## TASK INSTRUCTIONS:
Please put the lines of the records below into a JSON list of strings, starting at the line that contains "294, 544, 306]" and ending at the line that contains "figure-description: A: 通过气相色谱法测定吸入氢气后的血液中氢浓度的图。". Use one string per line and leave out blank lines.

## STORED ROWS:
- - - -

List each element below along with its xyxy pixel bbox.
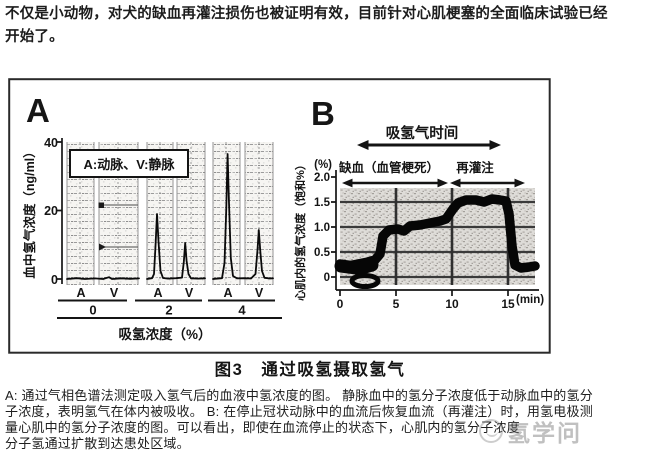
x-unit-label: (min)	[516, 294, 544, 306]
av-label: V	[110, 286, 119, 300]
x-tick-label: 5	[393, 297, 400, 311]
av-label: A	[223, 286, 232, 300]
av-label: A	[153, 286, 162, 300]
retention-marker	[98, 202, 104, 208]
description-line: 量心肌中的氢分子浓度的图。可以看出，即使在血流停止的状态下，心肌内的氢分子浓度	[5, 420, 520, 435]
panel-b-y-axis	[331, 170, 337, 290]
ischemia-arrow	[342, 178, 448, 188]
panel-b-y-axis-title: 心肌内的氢气浓度（饱和%）	[293, 159, 307, 301]
figure-svg: A 40 20 0 血中氢气浓度（ng/ml） A:动脉、V:静脉	[8, 78, 551, 354]
reperfusion-label: 再灌注	[456, 160, 494, 175]
group-number: 2	[165, 303, 172, 318]
panel-b-x-axis	[336, 289, 539, 296]
panel-a-label: A	[26, 92, 50, 129]
intro-text: 不仅是小动物，对犬的缺血再灌注损伤也被证明有效，目前针对心肌梗塞的全面临床试验已…	[5, 3, 657, 49]
retention-markers	[98, 202, 138, 251]
retention-marker	[99, 243, 106, 251]
y-unit-label: (%)	[314, 159, 332, 171]
description-line: 分子氢通过扩散到达患处区域。	[5, 436, 190, 451]
panel-a-y-tick-label: 40	[44, 136, 58, 150]
figure-border	[8, 78, 551, 354]
intro-line-2: 开始了。	[5, 29, 64, 45]
panel-b-y-tick-label: 0.5	[314, 247, 331, 259]
description-line: 子浓度，表明氢气在体内被吸收。 B: 在停止冠状动脉中的血流后恢复血流（再灌注）…	[5, 404, 593, 419]
legend-text: A:动脉、V:静脉	[83, 157, 175, 172]
x-tick-label: 15	[501, 297, 515, 311]
hydrogen-concentration-trace	[335, 194, 540, 273]
x-tick-label: 10	[445, 297, 459, 311]
panel-a-y-tick-label: 20	[44, 204, 58, 218]
figure-description: A: 通过气相色谱法测定吸入氢气后的血液中氢浓度的图。 静脉血中的氢分子浓度低于…	[5, 388, 658, 452]
panel-b-y-tick-label: 1.5	[314, 197, 331, 209]
chromatogram-trace-4pct	[212, 153, 274, 280]
av-label: V	[255, 286, 264, 300]
panel-a-y-axis	[56, 138, 63, 284]
strip-center-lines	[79, 142, 260, 285]
figure-frame: A 40 20 0 血中氢气浓度（ng/ml） A:动脉、V:静脉	[8, 78, 551, 354]
av-label: V	[185, 286, 194, 300]
strip-edge-lines	[66, 142, 274, 285]
panel-a-y-tick-label: 0	[51, 273, 58, 287]
intro-line-1: 不仅是小动物，对犬的缺血再灌注损伤也被证明有效，目前针对心肌梗塞的全面临床试验已…	[5, 6, 608, 22]
panel-a-x-axis-title: 吸氢浓度（%）	[118, 326, 211, 342]
chromatogram-trace-0pct	[66, 276, 140, 280]
x-tick-label: 0	[337, 297, 344, 311]
legend-box	[69, 149, 189, 178]
inhalation-time-arrow	[357, 140, 501, 150]
figure-caption: 图3 通过吸氢摄取氢气	[214, 361, 406, 379]
trace-loop-artifact	[349, 273, 381, 289]
panel-b-label: B	[311, 95, 335, 132]
panel-a-y-axis-title: 血中氢气浓度（ng/ml）	[22, 145, 37, 278]
group-number: 0	[89, 303, 96, 318]
group-number: 4	[238, 303, 246, 318]
description-line: A: 通过气相色谱法测定吸入氢气后的血液中氢浓度的图。 静脉血中的氢分子浓度低于…	[5, 388, 593, 403]
panel-b-y-tick-label: 1.0	[314, 222, 330, 234]
trace-start-band	[334, 258, 379, 276]
reperfusion-arrow	[450, 178, 525, 188]
ischemia-label: 缺血（血管梗死）	[339, 160, 439, 175]
chromatogram-trace-2pct	[146, 213, 206, 280]
panel-b-y-tick-label: 2.0	[314, 172, 330, 184]
av-label: A	[76, 286, 85, 300]
inhalation-time-title: 吸氢气时间	[386, 124, 459, 142]
horizontal-gridlines	[340, 200, 535, 279]
panel-b-y-tick-label: 0	[324, 272, 330, 284]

- - - -

## RESULT:
[
  "x-unit-label: (min)\t[516, 294, 544, 306]",
  "av-label: V\t[110, 286, 119, 300]",
  "x-tick-label: 5\t[393, 297, 400, 311]",
  "av-label: A\t[223, 286, 232, 300]",
  "av-label: A\t[153, 286, 162, 300]",
  "retention-marker\t[98, 202, 104, 208]",
  "description-line: 量心肌中的氢分子浓度的图。可以看出，即使在血流停止的状态下，心肌内的氢分子浓度\t[5, 420, 520, 435]",
  "panel-b-y-axis\t[331, 170, 337, 290]",
  "ischemia-arrow\t[342, 178, 448, 188]",
  "panel-b-y-axis-title: 心肌内的氢气浓度（饱和%）\t[293, 159, 307, 301]",
  "figure-svg: A 40 20 0 血中氢气浓度（ng/ml） A:动脉、V:静脉\t[8, 78, 551, 354]",
  "reperfusion-label: 再灌注\t[456, 160, 494, 175]",
  "group-number: 2\t[165, 303, 172, 318]",
  "panel-b-x-axis\t[336, 289, 539, 296]",
  "panel-a-label: A\t[26, 92, 50, 129]",
  "intro-text: 不仅是小动物，对犬的缺血再灌注损伤也被证明有效，目前针对心肌梗塞的全面临床试验已…\t[5, 3, 657, 49]",
  "retention-markers\t[98, 202, 138, 251]",
  "retention-marker\t[99, 243, 106, 251]",
  "y-unit-label: (%)\t[314, 159, 332, 171]",
  "description-line: 分子氢通过扩散到达患处区域。\t[5, 436, 190, 451]",
  "panel-a-y-tick-label: 40\t[44, 136, 58, 150]",
  "figure-border\t[8, 78, 551, 354]",
  "intro-line-2: 开始了。\t[5, 29, 64, 45]",
  "panel-b-y-tick-label: 0.5\t[314, 247, 331, 259]",
  "description-line: 子浓度，表明氢气在体内被吸收。 B: 在停止冠状动脉中的血流后恢复血流（再灌注）…\t[5, 404, 593, 419]",
  "legend-text: A:动脉、V:静脉\t[83, 157, 175, 172]",
  "x-tick-label: 15\t[501, 297, 515, 311]",
  "hydrogen-concentration-trace\t[335, 194, 540, 273]",
  "x-tick-label: 10\t[445, 297, 459, 311]",
  "panel-a-y-tick-label: 20\t[44, 204, 58, 218]",
  "figure-description: A: 通过气相色谱法测定吸入氢气后的血液中氢浓度的图。 静脉血中的氢分子浓度低于…\t[5, 388, 658, 452]"
]